# [DATASET CONTENT]
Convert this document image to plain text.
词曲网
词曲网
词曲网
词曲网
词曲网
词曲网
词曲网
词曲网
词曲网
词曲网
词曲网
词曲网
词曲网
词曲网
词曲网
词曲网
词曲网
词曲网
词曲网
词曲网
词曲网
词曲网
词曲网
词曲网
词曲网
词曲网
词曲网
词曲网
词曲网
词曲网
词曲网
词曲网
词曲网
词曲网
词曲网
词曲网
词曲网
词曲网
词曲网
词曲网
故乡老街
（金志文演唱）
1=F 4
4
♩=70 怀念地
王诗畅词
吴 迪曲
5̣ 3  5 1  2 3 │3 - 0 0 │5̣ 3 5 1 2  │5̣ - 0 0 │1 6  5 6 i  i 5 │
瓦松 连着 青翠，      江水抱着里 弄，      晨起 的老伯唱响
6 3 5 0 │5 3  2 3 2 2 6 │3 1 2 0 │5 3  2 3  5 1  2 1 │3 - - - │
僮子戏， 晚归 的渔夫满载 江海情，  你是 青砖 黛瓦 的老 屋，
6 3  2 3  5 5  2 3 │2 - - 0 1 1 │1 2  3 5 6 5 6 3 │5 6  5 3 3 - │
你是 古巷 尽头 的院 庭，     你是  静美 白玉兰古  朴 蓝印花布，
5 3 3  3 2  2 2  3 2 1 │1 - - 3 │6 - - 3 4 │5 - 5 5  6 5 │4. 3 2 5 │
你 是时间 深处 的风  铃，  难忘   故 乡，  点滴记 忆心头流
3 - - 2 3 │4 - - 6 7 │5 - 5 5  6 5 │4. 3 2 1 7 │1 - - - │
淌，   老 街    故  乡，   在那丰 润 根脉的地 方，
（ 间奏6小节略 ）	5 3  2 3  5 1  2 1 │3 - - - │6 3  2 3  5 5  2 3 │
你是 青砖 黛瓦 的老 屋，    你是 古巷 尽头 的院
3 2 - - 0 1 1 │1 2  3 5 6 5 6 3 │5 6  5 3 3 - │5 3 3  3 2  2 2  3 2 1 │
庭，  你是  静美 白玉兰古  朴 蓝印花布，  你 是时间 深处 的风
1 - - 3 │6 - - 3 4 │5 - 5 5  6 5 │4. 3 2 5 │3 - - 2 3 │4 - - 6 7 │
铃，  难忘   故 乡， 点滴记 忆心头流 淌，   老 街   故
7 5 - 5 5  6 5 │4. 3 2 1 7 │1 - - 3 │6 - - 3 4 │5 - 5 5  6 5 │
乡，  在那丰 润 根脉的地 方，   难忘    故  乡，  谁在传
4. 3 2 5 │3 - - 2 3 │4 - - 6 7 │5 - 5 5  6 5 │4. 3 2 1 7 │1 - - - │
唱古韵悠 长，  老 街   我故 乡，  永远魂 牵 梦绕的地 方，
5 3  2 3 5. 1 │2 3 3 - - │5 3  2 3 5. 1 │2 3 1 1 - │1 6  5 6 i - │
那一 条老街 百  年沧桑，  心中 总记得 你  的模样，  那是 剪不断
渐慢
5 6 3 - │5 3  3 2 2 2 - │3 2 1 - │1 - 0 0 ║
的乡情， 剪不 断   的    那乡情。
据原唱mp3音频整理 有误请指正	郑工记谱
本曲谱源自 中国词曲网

# [TASK INSTRUCTIONS]
Take the entries above and transcribe them exactly.

# [COMPLETE ANSWER]
Convert this document image to plain text.
词曲网
词曲网
词曲网
词曲网
词曲网
词曲网
词曲网
词曲网
词曲网
词曲网
词曲网
词曲网
词曲网
词曲网
词曲网
词曲网
词曲网
词曲网
词曲网
词曲网
词曲网
词曲网
词曲网
词曲网
词曲网
词曲网
词曲网
词曲网
词曲网
词曲网
词曲网
词曲网
词曲网
词曲网
词曲网
词曲网
词曲网
词曲网
词曲网
词曲网
故乡老街
（金志文演唱）
1=F 4
4
♩=70 怀念地
王诗畅词
吴 迪曲
5̣ 3  5 1  2 3 │3 - 0 0 │5̣ 3 5 1 2  │5̣ - 0 0 │1 6  5 6 i  i 5 │
瓦松 连着 青翠，      江水抱着里 弄，      晨起 的老伯唱响
6 3 5 0 │5 3  2 3 2 2 6 │3 1 2 0 │5 3  2 3  5 1  2 1 │3 - - - │
僮子戏， 晚归 的渔夫满载 江海情，  你是 青砖 黛瓦 的老 屋，
6 3  2 3  5 5  2 3 │2 - - 0 1 1 │1 2  3 5 6 5 6 3 │5 6  5 3 3 - │
你是 古巷 尽头 的院 庭，     你是  静美 白玉兰古  朴 蓝印花布，
5 3 3  3 2  2 2  3 2 1 │1 - - 3 │6 - - 3 4 │5 - 5 5  6 5 │4. 3 2 5 │
你 是时间 深处 的风  铃，  难忘   故 乡，  点滴记 忆心头流
3 - - 2 3 │4 - - 6 7 │5 - 5 5  6 5 │4. 3 2 1 7 │1 - - - │
淌，   老 街    故  乡，   在那丰 润 根脉的地 方，
（ 间奏6小节略 ）	5 3  2 3  5 1  2 1 │3 - - - │6 3  2 3  5 5  2 3 │
你是 青砖 黛瓦 的老 屋，    你是 古巷 尽头 的院
3 2 - - 0 1 1 │1 2  3 5 6 5 6 3 │5 6  5 3 3 - │5 3 3  3 2  2 2  3 2 1 │
庭，  你是  静美 白玉兰古  朴 蓝印花布，  你 是时间 深处 的风
1 - - 3 │6 - - 3 4 │5 - 5 5  6 5 │4. 3 2 5 │3 - - 2 3 │4 - - 6 7 │
铃，  难忘   故 乡， 点滴记 忆心头流 淌，   老 街   故
7 5 - 5 5  6 5 │4. 3 2 1 7 │1 - - 3 │6 - - 3 4 │5 - 5 5  6 5 │
乡，  在那丰 润 根脉的地 方，   难忘    故  乡，  谁在传
4. 3 2 5 │3 - - 2 3 │4 - - 6 7 │5 - 5 5  6 5 │4. 3 2 1 7 │1 - - - │
唱古韵悠 长，  老 街   我故 乡，  永远魂 牵 梦绕的地 方，
5 3  2 3 5. 1 │2 3 3 - - │5 3  2 3 5. 1 │2 3 1 1 - │1 6  5 6 i - │
那一 条老街 百  年沧桑，  心中 总记得 你  的模样，  那是 剪不断
渐慢
5 6 3 - │5 3  3 2 2 2 - │3 2 1 - │1 - 0 0 ║
的乡情， 剪不 断   的    那乡情。
据原唱mp3音频整理 有误请指正	郑工记谱
本曲谱源自 中国词曲网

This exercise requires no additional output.